**Aim**
Copy the lines word for word, starting with the first line of the records and going on through the line with "- matched-star-point: [703, 554, 714, 565]".

**Data for processing**
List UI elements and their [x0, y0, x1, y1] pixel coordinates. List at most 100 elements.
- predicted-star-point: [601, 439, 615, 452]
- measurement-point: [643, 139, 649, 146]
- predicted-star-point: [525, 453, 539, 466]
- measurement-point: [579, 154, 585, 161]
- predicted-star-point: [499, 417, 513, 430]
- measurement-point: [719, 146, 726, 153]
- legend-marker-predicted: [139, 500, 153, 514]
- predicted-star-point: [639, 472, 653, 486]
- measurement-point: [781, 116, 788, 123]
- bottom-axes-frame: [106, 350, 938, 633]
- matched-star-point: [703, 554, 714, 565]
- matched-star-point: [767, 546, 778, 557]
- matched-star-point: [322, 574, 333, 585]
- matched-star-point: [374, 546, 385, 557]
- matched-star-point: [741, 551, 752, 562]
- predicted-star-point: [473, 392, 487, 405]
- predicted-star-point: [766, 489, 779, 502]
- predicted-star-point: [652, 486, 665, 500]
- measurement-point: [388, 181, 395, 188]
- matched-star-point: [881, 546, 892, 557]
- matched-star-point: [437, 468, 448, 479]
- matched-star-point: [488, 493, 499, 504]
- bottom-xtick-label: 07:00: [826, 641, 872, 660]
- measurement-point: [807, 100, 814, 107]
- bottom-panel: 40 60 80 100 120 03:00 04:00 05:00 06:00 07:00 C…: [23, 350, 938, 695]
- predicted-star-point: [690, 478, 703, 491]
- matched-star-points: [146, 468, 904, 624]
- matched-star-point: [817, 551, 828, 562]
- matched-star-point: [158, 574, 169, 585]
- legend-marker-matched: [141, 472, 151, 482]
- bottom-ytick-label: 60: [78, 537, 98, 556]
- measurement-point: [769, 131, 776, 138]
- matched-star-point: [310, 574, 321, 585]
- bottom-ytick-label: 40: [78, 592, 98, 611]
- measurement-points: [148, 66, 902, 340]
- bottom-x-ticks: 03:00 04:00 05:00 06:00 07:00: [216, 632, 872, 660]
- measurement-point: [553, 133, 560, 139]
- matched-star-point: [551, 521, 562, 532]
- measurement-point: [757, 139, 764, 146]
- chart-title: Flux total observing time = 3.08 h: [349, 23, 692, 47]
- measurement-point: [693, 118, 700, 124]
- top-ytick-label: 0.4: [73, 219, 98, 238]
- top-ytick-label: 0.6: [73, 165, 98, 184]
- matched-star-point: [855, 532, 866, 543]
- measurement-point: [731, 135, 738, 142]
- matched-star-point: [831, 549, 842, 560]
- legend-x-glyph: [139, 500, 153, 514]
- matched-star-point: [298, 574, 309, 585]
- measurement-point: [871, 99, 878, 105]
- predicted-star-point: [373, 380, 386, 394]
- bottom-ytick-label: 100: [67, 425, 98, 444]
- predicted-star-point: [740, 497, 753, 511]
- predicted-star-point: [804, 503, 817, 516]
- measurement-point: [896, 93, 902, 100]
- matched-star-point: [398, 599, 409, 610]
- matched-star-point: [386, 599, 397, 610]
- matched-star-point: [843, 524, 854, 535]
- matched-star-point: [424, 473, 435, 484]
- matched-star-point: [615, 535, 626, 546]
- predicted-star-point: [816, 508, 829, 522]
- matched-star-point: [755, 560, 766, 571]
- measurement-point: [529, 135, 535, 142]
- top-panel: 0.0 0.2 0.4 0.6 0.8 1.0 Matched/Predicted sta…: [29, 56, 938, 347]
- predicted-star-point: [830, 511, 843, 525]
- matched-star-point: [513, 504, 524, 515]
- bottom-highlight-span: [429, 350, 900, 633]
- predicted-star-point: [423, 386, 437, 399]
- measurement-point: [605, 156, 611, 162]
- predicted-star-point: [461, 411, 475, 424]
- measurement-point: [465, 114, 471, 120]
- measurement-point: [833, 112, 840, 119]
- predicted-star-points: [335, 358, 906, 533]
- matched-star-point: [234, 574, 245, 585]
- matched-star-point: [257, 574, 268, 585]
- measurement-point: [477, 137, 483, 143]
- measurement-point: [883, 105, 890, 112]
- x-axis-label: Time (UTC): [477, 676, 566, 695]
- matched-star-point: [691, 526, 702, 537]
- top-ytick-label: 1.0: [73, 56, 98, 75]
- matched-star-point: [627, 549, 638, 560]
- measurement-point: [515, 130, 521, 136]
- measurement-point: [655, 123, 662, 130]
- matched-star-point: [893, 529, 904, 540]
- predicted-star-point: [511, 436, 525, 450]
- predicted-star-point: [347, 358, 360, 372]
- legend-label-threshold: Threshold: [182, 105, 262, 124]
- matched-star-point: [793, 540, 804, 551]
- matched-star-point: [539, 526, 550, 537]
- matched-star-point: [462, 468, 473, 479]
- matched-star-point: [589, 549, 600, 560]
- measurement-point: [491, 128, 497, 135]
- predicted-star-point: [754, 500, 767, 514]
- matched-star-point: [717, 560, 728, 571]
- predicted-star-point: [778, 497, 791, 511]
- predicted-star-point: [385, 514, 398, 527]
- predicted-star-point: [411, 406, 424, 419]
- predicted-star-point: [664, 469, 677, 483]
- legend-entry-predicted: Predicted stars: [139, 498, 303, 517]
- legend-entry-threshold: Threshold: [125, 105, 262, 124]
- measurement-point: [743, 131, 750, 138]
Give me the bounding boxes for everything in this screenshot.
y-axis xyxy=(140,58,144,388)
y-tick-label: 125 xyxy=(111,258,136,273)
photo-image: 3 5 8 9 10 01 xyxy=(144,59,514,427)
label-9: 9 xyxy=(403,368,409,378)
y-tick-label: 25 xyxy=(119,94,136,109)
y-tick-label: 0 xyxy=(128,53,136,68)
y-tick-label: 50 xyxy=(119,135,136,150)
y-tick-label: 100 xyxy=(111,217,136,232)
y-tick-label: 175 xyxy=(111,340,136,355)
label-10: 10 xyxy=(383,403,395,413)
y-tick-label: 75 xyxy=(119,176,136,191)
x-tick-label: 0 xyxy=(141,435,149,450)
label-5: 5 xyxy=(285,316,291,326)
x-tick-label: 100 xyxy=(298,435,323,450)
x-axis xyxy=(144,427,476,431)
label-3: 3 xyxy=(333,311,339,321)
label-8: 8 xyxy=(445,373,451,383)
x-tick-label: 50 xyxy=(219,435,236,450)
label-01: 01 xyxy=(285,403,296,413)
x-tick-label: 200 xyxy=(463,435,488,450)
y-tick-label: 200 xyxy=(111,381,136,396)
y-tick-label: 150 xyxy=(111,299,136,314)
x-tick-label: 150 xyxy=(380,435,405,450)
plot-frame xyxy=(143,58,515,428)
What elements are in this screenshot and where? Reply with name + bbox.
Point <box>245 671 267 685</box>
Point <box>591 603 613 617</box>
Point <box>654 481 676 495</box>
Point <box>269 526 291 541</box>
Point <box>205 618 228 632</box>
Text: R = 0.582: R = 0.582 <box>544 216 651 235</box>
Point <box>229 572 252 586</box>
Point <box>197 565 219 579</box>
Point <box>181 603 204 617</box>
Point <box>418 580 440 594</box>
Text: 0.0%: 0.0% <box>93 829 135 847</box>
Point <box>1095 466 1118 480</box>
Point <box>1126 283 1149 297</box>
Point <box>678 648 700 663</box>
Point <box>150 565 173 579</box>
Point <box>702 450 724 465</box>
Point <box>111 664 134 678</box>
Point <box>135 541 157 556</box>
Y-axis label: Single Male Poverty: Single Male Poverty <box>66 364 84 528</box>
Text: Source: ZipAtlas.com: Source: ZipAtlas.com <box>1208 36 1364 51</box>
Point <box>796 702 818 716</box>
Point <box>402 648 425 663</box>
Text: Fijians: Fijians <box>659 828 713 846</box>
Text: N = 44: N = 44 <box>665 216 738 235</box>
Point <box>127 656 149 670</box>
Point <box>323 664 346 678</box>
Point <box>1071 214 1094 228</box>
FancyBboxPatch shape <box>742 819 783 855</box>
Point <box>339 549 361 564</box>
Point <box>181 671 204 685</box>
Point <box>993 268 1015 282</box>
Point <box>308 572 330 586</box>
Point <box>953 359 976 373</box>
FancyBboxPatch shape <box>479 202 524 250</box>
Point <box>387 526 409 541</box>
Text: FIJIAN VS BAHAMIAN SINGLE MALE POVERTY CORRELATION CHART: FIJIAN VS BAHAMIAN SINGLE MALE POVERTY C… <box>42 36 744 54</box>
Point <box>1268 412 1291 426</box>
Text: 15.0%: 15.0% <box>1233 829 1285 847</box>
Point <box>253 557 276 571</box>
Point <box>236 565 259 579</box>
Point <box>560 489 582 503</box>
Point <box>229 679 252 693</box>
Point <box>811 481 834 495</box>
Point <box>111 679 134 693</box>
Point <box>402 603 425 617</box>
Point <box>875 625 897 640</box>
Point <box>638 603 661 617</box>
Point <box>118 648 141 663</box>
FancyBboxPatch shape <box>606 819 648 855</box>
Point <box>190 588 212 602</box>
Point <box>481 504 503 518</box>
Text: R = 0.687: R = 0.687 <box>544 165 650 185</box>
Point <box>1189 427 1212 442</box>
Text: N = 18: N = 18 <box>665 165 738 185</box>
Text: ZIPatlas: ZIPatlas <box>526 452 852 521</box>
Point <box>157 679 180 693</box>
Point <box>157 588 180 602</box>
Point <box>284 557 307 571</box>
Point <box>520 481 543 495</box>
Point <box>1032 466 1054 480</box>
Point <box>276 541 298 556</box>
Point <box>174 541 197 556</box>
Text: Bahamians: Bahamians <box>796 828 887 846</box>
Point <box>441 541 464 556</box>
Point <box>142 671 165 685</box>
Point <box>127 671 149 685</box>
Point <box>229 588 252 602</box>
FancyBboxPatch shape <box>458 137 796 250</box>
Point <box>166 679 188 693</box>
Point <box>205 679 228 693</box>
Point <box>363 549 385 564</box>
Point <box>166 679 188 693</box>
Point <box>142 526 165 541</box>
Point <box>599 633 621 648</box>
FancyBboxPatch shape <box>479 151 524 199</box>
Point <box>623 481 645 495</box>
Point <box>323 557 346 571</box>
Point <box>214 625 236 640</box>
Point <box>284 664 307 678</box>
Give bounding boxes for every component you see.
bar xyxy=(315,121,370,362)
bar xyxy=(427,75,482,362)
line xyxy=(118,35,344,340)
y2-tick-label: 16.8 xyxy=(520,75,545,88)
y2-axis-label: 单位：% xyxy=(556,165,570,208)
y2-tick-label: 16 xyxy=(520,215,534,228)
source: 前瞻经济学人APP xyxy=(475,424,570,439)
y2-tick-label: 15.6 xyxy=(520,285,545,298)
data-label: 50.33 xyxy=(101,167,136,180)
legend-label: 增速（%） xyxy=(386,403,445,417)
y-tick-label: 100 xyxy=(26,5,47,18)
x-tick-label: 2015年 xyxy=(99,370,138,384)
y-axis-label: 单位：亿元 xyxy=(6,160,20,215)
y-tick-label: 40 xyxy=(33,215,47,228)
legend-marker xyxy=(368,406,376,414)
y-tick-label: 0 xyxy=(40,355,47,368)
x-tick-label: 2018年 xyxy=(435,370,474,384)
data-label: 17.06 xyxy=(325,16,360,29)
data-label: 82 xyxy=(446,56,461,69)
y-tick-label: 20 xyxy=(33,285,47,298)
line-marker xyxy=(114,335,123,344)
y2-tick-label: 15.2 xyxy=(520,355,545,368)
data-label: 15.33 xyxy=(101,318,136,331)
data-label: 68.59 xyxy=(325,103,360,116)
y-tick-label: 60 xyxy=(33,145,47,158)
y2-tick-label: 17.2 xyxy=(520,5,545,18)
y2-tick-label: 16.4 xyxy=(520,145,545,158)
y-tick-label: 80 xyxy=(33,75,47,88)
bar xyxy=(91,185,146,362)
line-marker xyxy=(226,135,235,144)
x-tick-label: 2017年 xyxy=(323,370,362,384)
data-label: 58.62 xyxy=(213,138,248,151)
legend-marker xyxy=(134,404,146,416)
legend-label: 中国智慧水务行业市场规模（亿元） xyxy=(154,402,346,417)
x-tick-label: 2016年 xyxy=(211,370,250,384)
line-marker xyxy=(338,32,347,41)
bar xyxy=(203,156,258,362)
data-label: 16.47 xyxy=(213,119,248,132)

**Reply**
List UI elements and their [x0, y0, x1, y1] pixel coordinates. List at most 100 elements.
- predicted-star-point: [601, 439, 615, 452]
- measurement-point: [643, 139, 649, 146]
- predicted-star-point: [525, 453, 539, 466]
- measurement-point: [579, 154, 585, 161]
- predicted-star-point: [499, 417, 513, 430]
- measurement-point: [719, 146, 726, 153]
- legend-marker-predicted: [139, 500, 153, 514]
- predicted-star-point: [639, 472, 653, 486]
- measurement-point: [781, 116, 788, 123]
- bottom-axes-frame: [106, 350, 938, 633]
- matched-star-point: [703, 554, 714, 565]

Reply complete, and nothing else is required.